Task:
From the listing below, pick out each line with the word "status".

Record excerpts:
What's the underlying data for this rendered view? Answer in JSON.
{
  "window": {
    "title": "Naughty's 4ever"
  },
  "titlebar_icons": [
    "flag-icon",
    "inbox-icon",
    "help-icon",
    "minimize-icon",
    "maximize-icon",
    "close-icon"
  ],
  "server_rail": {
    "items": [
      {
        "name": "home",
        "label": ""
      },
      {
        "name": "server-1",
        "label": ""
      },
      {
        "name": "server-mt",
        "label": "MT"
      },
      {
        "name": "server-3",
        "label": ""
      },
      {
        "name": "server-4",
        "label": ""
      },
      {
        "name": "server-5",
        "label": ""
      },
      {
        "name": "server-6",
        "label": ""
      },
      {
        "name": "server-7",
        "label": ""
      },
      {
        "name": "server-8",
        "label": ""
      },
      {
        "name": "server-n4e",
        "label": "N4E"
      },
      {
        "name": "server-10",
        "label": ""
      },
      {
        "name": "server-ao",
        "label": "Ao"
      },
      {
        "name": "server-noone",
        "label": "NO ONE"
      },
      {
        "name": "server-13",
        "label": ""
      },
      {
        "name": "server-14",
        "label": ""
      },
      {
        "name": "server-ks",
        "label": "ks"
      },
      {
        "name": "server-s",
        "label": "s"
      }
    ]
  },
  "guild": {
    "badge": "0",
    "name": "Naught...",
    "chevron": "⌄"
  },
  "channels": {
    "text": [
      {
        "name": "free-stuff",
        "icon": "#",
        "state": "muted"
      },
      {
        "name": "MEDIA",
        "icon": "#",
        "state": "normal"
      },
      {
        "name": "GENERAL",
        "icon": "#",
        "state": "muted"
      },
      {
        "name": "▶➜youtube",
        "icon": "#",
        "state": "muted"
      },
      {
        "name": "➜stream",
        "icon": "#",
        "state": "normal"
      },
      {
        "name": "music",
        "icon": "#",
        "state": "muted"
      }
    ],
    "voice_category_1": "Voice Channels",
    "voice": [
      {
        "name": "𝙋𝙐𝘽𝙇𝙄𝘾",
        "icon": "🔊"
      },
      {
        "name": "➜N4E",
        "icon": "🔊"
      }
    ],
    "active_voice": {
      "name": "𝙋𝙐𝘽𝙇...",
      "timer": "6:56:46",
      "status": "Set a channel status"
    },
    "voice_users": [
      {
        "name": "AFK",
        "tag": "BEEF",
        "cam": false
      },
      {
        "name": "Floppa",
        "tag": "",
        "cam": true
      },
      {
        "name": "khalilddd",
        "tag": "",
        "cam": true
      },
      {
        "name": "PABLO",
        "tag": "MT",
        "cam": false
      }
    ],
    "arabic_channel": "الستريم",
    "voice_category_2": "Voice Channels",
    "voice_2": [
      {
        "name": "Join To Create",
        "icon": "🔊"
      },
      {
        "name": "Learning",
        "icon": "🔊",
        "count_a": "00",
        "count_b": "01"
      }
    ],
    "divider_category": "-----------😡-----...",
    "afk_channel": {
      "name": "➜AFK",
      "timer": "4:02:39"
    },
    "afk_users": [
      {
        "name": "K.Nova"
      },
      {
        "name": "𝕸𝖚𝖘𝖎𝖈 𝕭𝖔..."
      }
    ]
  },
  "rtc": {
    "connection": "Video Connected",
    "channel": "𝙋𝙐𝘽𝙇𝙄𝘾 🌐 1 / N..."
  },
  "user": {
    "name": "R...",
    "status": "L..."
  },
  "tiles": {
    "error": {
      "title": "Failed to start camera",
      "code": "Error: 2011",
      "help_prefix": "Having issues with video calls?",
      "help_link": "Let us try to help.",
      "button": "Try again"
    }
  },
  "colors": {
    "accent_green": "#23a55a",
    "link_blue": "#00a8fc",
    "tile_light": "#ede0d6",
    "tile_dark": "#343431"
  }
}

Exercise output:
      "status": "Set a channel status"
    "status": "L..."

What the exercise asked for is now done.